EXERCISE OBJECTIVE ::
Give the listing again in full, exactly as written.

## BEGIN RECORD EXTRACTS

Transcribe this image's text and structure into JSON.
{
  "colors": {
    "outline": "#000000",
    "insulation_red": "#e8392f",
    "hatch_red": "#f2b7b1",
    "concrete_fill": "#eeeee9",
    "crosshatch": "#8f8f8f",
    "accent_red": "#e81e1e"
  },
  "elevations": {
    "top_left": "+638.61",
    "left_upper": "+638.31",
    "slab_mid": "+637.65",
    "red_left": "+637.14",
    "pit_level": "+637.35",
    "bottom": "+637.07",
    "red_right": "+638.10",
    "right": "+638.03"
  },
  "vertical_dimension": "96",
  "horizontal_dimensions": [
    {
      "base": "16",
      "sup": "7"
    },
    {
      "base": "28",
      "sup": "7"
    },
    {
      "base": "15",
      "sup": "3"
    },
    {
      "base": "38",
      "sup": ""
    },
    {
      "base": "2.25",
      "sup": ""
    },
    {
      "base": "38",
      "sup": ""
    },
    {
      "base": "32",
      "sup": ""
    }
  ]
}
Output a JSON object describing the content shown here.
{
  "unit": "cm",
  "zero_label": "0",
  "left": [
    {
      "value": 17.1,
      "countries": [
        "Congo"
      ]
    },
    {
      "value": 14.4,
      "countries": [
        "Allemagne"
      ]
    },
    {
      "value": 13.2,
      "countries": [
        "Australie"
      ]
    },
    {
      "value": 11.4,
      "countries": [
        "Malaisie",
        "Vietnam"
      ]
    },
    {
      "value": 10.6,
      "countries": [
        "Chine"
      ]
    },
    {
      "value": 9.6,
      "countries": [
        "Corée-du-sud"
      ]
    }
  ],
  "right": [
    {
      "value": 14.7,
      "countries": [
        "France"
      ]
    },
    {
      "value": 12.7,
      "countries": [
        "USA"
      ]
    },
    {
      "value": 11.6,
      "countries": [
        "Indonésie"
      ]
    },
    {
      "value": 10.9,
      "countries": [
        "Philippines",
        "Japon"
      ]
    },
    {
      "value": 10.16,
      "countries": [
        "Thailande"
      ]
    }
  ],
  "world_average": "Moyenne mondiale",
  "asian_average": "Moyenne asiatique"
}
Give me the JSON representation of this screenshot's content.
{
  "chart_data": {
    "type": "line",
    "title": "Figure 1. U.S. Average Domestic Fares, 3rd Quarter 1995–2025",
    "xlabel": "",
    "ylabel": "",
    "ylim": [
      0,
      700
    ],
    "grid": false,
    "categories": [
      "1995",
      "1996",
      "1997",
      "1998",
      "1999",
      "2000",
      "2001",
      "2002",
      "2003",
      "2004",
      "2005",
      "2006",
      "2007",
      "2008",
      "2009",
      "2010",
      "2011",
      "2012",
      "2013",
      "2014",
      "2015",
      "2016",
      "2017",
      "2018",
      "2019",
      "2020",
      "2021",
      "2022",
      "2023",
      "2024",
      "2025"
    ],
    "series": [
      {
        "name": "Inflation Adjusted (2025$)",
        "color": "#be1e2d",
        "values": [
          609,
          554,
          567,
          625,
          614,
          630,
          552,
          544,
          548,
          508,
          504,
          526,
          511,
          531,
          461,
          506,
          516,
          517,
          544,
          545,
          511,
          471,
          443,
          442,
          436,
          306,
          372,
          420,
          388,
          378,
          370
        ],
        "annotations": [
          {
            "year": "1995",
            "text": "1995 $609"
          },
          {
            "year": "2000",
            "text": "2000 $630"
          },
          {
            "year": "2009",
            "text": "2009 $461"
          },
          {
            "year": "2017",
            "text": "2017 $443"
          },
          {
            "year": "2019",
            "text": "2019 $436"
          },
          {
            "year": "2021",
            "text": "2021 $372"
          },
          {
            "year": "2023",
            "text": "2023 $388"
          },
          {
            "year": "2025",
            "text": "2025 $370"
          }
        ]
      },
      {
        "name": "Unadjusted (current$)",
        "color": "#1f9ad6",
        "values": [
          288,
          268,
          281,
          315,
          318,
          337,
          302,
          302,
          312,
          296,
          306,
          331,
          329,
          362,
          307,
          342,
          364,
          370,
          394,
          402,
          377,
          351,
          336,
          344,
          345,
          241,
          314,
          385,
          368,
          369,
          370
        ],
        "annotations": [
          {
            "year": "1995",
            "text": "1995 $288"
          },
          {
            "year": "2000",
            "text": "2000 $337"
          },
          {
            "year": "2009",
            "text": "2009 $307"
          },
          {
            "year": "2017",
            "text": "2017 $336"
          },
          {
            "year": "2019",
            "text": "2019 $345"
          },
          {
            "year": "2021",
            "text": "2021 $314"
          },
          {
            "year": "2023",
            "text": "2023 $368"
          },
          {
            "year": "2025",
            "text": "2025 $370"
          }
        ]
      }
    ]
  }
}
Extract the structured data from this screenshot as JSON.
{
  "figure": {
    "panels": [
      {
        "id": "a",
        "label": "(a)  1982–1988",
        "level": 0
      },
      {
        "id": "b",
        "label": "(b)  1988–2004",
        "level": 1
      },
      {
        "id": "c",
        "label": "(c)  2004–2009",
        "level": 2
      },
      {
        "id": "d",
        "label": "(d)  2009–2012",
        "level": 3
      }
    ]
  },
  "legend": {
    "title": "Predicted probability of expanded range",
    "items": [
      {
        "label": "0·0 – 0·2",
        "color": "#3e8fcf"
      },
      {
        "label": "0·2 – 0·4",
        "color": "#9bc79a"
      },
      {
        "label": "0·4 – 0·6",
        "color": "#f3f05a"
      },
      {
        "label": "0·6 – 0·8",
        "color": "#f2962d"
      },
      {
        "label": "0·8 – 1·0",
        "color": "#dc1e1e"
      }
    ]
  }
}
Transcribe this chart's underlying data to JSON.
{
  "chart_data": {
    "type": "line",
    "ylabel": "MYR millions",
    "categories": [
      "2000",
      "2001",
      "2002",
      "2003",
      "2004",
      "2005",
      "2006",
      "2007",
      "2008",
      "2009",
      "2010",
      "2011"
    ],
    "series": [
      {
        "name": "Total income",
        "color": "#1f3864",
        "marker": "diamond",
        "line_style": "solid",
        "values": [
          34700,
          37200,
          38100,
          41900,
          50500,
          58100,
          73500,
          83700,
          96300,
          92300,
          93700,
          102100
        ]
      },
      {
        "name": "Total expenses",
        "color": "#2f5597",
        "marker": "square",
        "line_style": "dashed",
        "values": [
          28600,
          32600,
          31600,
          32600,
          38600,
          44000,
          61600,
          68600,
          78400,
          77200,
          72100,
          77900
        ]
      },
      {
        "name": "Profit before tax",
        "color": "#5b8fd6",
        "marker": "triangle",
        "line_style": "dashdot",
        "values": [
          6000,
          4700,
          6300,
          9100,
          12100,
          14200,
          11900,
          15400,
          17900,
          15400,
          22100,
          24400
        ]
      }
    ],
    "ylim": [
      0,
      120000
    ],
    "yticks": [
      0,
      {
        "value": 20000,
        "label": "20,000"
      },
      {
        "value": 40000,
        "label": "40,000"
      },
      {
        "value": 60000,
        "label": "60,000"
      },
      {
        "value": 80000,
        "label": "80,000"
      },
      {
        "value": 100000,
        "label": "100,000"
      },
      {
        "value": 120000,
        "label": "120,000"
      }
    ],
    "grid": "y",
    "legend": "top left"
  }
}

## END RECORD EXTRACTS

OUTPUT BELOW ::
Transcribe this image's text and structure into JSON.
{
  "colors": {
    "outline": "#000000",
    "insulation_red": "#e8392f",
    "hatch_red": "#f2b7b1",
    "concrete_fill": "#eeeee9",
    "crosshatch": "#8f8f8f",
    "accent_red": "#e81e1e"
  },
  "elevations": {
    "top_left": "+638.61",
    "left_upper": "+638.31",
    "slab_mid": "+637.65",
    "red_left": "+637.14",
    "pit_level": "+637.35",
    "bottom": "+637.07",
    "red_right": "+638.10",
    "right": "+638.03"
  },
  "vertical_dimension": "96",
  "horizontal_dimensions": [
    {
      "base": "16",
      "sup": "7"
    },
    {
      "base": "28",
      "sup": "7"
    },
    {
      "base": "15",
      "sup": "3"
    },
    {
      "base": "38",
      "sup": ""
    },
    {
      "base": "2.25",
      "sup": ""
    },
    {
      "base": "38",
      "sup": ""
    },
    {
      "base": "32",
      "sup": ""
    }
  ]
}
Output a JSON object describing the content shown here.
{
  "unit": "cm",
  "zero_label": "0",
  "left": [
    {
      "value": 17.1,
      "countries": [
        "Congo"
      ]
    },
    {
      "value": 14.4,
      "countries": [
        "Allemagne"
      ]
    },
    {
      "value": 13.2,
      "countries": [
        "Australie"
      ]
    },
    {
      "value": 11.4,
      "countries": [
        "Malaisie",
        "Vietnam"
      ]
    },
    {
      "value": 10.6,
      "countries": [
        "Chine"
      ]
    },
    {
      "value": 9.6,
      "countries": [
        "Corée-du-sud"
      ]
    }
  ],
  "right": [
    {
      "value": 14.7,
      "countries": [
        "France"
      ]
    },
    {
      "value": 12.7,
      "countries": [
        "USA"
      ]
    },
    {
      "value": 11.6,
      "countries": [
        "Indonésie"
      ]
    },
    {
      "value": 10.9,
      "countries": [
        "Philippines",
        "Japon"
      ]
    },
    {
      "value": 10.16,
      "countries": [
        "Thailande"
      ]
    }
  ],
  "world_average": "Moyenne mondiale",
  "asian_average": "Moyenne asiatique"
}
Give me the JSON representation of this screenshot's content.
{
  "chart_data": {
    "type": "line",
    "title": "Figure 1. U.S. Average Domestic Fares, 3rd Quarter 1995–2025",
    "xlabel": "",
    "ylabel": "",
    "ylim": [
      0,
      700
    ],
    "grid": false,
    "categories": [
      "1995",
      "1996",
      "1997",
      "1998",
      "1999",
      "2000",
      "2001",
      "2002",
      "2003",
      "2004",
      "2005",
      "2006",
      "2007",
      "2008",
      "2009",
      "2010",
      "2011",
      "2012",
      "2013",
      "2014",
      "2015",
      "2016",
      "2017",
      "2018",
      "2019",
      "2020",
      "2021",
      "2022",
      "2023",
      "2024",
      "2025"
    ],
    "series": [
      {
        "name": "Inflation Adjusted (2025$)",
        "color": "#be1e2d",
        "values": [
          609,
          554,
          567,
          625,
          614,
          630,
          552,
          544,
          548,
          508,
          504,
          526,
          511,
          531,
          461,
          506,
          516,
          517,
          544,
          545,
          511,
          471,
          443,
          442,
          436,
          306,
          372,
          420,
          388,
          378,
          370
        ],
        "annotations": [
          {
            "year": "1995",
            "text": "1995 $609"
          },
          {
            "year": "2000",
            "text": "2000 $630"
          },
          {
            "year": "2009",
            "text": "2009 $461"
          },
          {
            "year": "2017",
            "text": "2017 $443"
          },
          {
            "year": "2019",
            "text": "2019 $436"
          },
          {
            "year": "2021",
            "text": "2021 $372"
          },
          {
            "year": "2023",
            "text": "2023 $388"
          },
          {
            "year": "2025",
            "text": "2025 $370"
          }
        ]
      },
      {
        "name": "Unadjusted (current$)",
        "color": "#1f9ad6",
        "values": [
          288,
          268,
          281,
          315,
          318,
          337,
          302,
          302,
          312,
          296,
          306,
          331,
          329,
          362,
          307,
          342,
          364,
          370,
          394,
          402,
          377,
          351,
          336,
          344,
          345,
          241,
          314,
          385,
          368,
          369,
          370
        ],
        "annotations": [
          {
            "year": "1995",
            "text": "1995 $288"
          },
          {
            "year": "2000",
            "text": "2000 $337"
          },
          {
            "year": "2009",
            "text": "2009 $307"
          },
          {
            "year": "2017",
            "text": "2017 $336"
          },
          {
            "year": "2019",
            "text": "2019 $345"
          },
          {
            "year": "2021",
            "text": "2021 $314"
          },
          {
            "year": "2023",
            "text": "2023 $368"
          },
          {
            "year": "2025",
            "text": "2025 $370"
          }
        ]
      }
    ]
  }
}
Extract the structured data from this screenshot as JSON.
{
  "figure": {
    "panels": [
      {
        "id": "a",
        "label": "(a)  1982–1988",
        "level": 0
      },
      {
        "id": "b",
        "label": "(b)  1988–2004",
        "level": 1
      },
      {
        "id": "c",
        "label": "(c)  2004–2009",
        "level": 2
      },
      {
        "id": "d",
        "label": "(d)  2009–2012",
        "level": 3
      }
    ]
  },
  "legend": {
    "title": "Predicted probability of expanded range",
    "items": [
      {
        "label": "0·0 – 0·2",
        "color": "#3e8fcf"
      },
      {
        "label": "0·2 – 0·4",
        "color": "#9bc79a"
      },
      {
        "label": "0·4 – 0·6",
        "color": "#f3f05a"
      },
      {
        "label": "0·6 – 0·8",
        "color": "#f2962d"
      },
      {
        "label": "0·8 – 1·0",
        "color": "#dc1e1e"
      }
    ]
  }
}
Transcribe this chart's underlying data to JSON.
{
  "chart_data": {
    "type": "line",
    "ylabel": "MYR millions",
    "categories": [
      "2000",
      "2001",
      "2002",
      "2003",
      "2004",
      "2005",
      "2006",
      "2007",
      "2008",
      "2009",
      "2010",
      "2011"
    ],
    "series": [
      {
        "name": "Total income",
        "color": "#1f3864",
        "marker": "diamond",
        "line_style": "solid",
        "values": [
          34700,
          37200,
          38100,
          41900,
          50500,
          58100,
          73500,
          83700,
          96300,
          92300,
          93700,
          102100
        ]
      },
      {
        "name": "Total expenses",
        "color": "#2f5597",
        "marker": "square",
        "line_style": "dashed",
        "values": [
          28600,
          32600,
          31600,
          32600,
          38600,
          44000,
          61600,
          68600,
          78400,
          77200,
          72100,
          77900
        ]
      },
      {
        "name": "Profit before tax",
        "color": "#5b8fd6",
        "marker": "triangle",
        "line_style": "dashdot",
        "values": [
          6000,
          4700,
          6300,
          9100,
          12100,
          14200,
          11900,
          15400,
          17900,
          15400,
          22100,
          24400
        ]
      }
    ],
    "ylim": [
      0,
      120000
    ],
    "yticks": [
      0,
      {
        "value": 20000,
        "label": "20,000"
      },
      {
        "value": 40000,
        "label": "40,000"
      },
      {
        "value": 60000,
        "label": "60,000"
      },
      {
        "value": 80000,
        "label": "80,000"
      },
      {
        "value": 100000,
        "label": "100,000"
      },
      {
        "value": 120000,
        "label": "120,000"
      }
    ],
    "grid": "y",
    "legend": "top left"
  }
}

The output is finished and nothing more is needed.